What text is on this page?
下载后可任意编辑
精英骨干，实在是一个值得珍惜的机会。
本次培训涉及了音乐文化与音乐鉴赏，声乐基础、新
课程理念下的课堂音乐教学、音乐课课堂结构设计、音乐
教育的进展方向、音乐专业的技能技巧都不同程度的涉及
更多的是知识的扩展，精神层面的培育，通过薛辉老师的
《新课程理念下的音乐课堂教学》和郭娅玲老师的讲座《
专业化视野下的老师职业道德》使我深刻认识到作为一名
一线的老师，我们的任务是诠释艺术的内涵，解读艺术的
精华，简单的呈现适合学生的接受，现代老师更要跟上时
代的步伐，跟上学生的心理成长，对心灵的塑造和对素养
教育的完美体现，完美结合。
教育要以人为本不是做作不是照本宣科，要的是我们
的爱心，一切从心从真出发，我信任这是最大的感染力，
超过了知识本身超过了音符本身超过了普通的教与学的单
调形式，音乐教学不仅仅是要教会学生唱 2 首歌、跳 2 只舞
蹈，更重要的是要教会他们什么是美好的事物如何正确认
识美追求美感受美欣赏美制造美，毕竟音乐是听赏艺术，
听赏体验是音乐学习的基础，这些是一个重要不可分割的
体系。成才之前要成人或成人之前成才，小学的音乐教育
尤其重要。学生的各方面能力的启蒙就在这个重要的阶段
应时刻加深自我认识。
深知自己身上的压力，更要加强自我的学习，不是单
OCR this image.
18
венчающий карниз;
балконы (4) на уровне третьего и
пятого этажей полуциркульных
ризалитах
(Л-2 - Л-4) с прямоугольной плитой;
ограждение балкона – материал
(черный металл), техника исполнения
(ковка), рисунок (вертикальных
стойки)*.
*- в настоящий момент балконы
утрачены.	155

··········

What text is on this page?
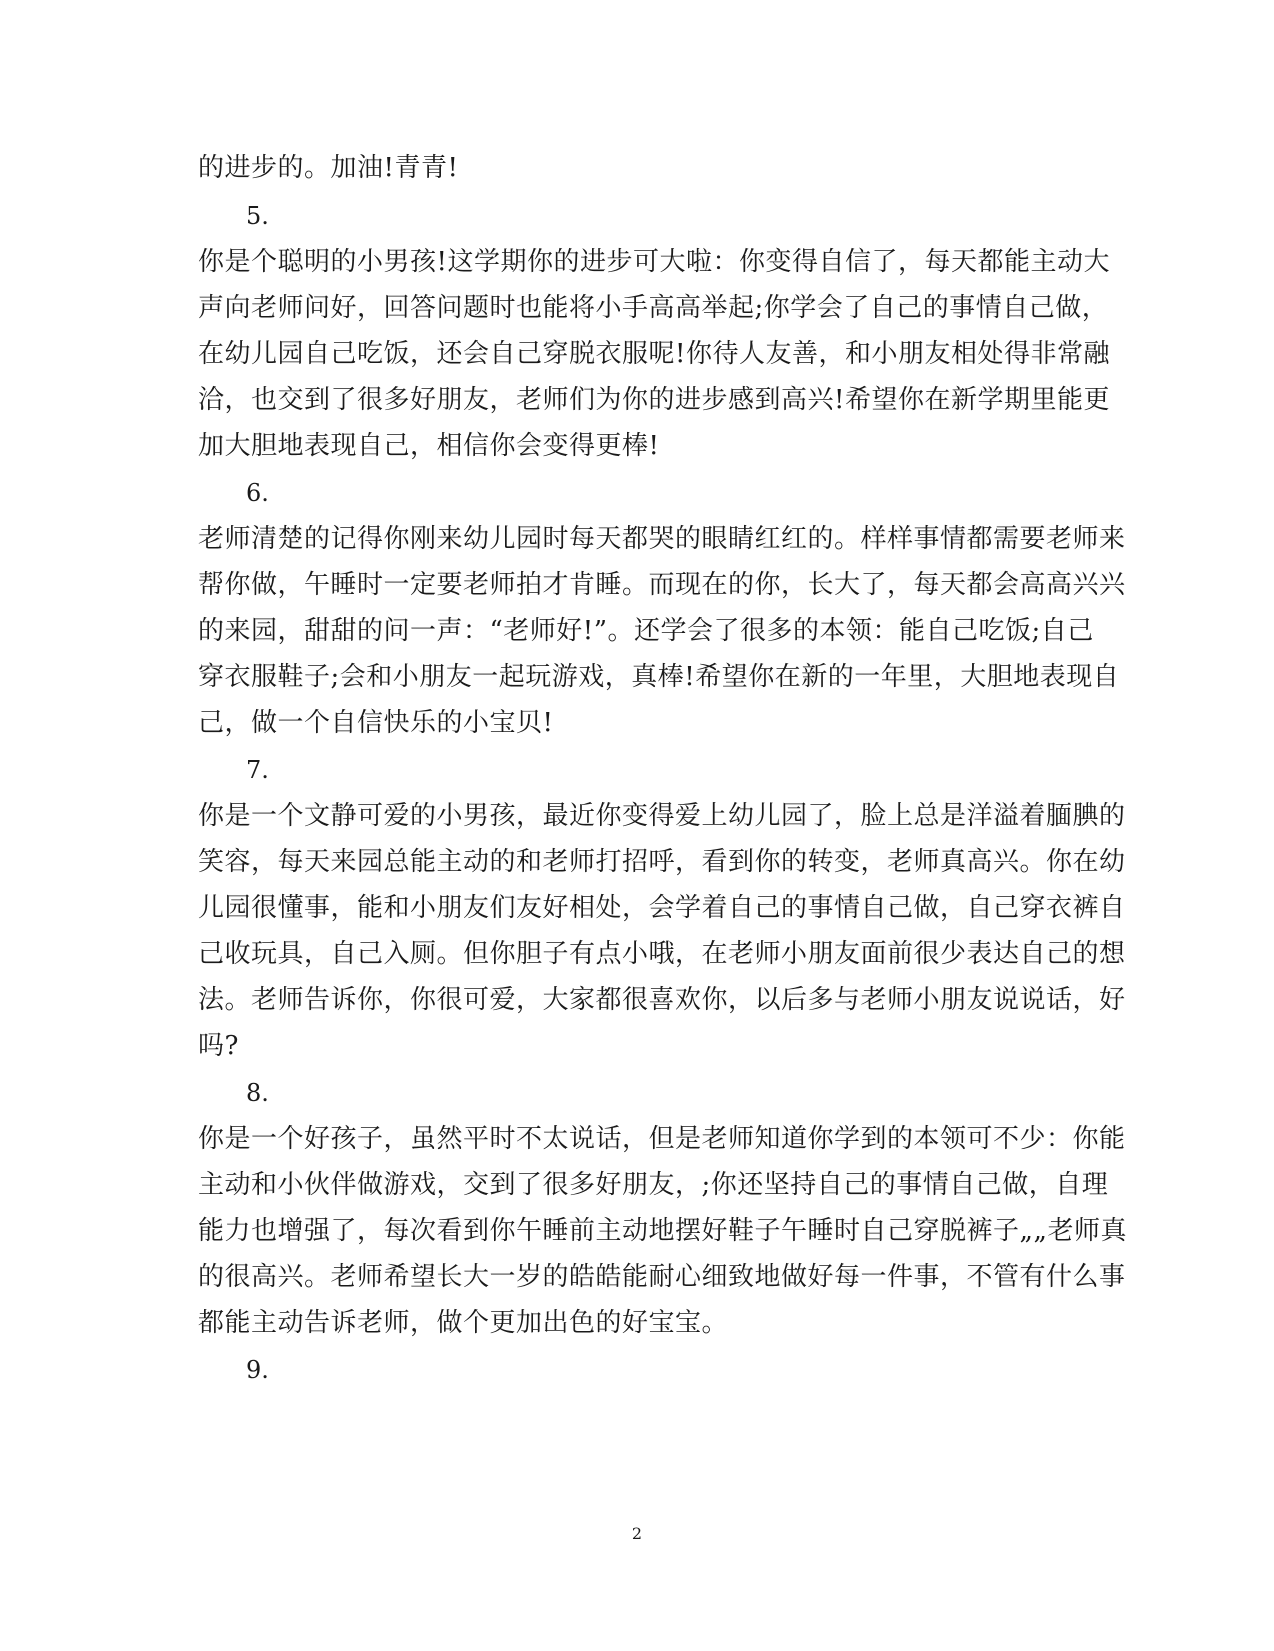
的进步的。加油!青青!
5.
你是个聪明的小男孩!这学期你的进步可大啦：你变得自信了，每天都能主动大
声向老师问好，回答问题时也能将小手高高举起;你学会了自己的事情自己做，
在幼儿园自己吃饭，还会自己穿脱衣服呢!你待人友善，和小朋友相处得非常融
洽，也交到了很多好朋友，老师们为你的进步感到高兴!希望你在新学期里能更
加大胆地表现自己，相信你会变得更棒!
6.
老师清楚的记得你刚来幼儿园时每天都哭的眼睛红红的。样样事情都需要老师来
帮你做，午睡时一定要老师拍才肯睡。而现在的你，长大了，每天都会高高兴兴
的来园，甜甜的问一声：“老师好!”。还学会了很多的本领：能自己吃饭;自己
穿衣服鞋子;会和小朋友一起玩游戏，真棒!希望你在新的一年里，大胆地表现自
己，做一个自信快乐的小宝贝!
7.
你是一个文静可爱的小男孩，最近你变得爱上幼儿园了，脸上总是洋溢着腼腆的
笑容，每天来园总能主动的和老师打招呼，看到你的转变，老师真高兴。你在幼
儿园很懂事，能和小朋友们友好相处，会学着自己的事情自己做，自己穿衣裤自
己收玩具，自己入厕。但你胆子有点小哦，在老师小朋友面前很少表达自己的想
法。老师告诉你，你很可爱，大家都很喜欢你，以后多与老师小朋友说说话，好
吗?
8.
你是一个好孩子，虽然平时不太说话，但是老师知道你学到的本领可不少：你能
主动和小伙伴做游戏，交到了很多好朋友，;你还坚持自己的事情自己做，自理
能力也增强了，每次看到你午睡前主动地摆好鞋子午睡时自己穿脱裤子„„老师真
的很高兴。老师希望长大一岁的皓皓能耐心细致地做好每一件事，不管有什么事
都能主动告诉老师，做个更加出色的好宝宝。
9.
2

··········

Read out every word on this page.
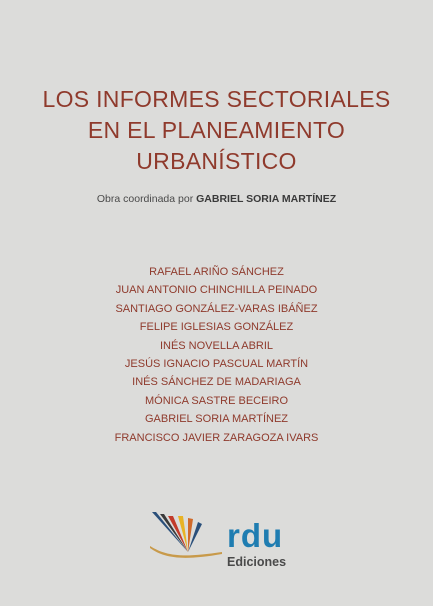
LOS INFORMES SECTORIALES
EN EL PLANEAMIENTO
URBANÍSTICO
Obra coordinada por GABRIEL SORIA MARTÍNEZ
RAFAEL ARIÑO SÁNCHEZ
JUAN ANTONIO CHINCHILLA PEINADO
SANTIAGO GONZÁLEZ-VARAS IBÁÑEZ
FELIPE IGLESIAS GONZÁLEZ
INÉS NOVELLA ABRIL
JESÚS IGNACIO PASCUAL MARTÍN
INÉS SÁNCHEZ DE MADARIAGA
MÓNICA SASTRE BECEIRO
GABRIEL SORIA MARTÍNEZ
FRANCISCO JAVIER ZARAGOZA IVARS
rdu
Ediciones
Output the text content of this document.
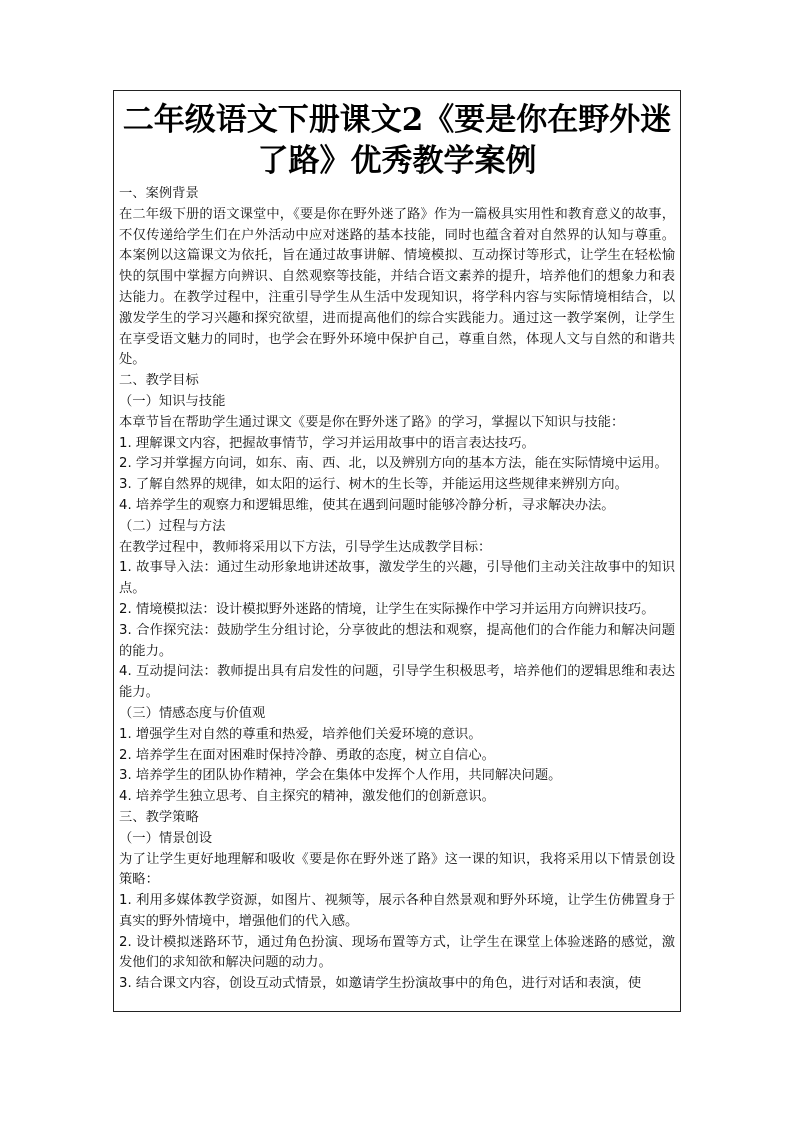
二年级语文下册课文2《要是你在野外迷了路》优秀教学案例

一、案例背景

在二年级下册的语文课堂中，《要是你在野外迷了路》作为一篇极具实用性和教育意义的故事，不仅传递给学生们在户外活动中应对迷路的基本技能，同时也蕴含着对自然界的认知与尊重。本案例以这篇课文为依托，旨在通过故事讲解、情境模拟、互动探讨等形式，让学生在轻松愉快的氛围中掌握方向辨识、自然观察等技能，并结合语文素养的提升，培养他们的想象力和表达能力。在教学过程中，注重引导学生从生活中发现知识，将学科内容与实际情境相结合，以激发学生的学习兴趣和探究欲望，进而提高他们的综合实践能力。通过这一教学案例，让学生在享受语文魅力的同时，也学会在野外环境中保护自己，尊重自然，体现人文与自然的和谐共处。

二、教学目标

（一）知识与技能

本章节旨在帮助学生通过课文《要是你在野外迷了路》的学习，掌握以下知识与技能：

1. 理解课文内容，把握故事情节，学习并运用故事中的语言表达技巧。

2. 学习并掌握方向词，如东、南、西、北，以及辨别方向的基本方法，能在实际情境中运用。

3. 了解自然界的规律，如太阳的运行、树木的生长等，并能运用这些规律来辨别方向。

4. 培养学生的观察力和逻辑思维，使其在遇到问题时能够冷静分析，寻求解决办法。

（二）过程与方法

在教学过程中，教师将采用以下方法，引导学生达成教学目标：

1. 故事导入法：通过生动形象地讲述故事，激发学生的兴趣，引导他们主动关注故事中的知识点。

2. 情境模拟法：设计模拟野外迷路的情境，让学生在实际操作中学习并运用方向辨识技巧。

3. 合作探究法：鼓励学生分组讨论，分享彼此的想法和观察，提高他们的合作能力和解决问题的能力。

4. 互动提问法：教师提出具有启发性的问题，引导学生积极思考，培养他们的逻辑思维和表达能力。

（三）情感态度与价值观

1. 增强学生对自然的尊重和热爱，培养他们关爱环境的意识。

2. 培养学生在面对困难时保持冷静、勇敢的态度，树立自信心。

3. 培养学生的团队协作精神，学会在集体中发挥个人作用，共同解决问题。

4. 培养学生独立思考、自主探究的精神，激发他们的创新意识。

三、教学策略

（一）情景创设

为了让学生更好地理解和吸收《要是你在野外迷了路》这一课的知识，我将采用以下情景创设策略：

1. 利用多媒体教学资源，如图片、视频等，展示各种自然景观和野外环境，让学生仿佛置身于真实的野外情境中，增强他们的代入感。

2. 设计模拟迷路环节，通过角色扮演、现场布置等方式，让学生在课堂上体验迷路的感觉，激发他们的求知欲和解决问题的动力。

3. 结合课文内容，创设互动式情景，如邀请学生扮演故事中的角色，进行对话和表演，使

··········

## SET EXERCISE
Count the lines in the records above that contain the word "SÁNCHEZ", and give only the number.

## EXERCISE SOLUTION
2